*Prompt*.
Take each line containing "manner" and report it exactly as written.

*Records for processing*.

------------------------------------------------------------

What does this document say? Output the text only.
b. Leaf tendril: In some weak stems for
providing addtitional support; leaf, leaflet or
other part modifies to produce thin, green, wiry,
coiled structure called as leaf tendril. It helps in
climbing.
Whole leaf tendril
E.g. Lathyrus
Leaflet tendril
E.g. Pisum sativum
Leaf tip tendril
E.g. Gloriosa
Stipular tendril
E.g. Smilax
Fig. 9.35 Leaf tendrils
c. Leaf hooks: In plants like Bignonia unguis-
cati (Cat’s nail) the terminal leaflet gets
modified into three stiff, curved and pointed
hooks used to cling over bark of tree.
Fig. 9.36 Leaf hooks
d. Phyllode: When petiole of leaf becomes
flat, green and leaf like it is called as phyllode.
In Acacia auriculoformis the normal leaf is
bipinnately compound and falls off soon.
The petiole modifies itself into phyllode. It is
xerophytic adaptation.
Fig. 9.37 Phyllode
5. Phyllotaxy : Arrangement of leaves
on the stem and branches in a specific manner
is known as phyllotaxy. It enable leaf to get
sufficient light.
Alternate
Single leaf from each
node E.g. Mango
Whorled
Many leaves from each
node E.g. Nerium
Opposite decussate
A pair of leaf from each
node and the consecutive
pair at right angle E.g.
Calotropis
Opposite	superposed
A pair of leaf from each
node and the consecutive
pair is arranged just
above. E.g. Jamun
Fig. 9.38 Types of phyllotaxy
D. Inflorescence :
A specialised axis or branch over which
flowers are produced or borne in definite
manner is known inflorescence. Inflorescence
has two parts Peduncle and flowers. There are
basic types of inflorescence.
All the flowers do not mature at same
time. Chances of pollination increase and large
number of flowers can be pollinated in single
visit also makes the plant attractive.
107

------------------------------------------------------------

*Solution*.
on the stem and branches in a specific manner
manner is known inflorescence. Inflorescence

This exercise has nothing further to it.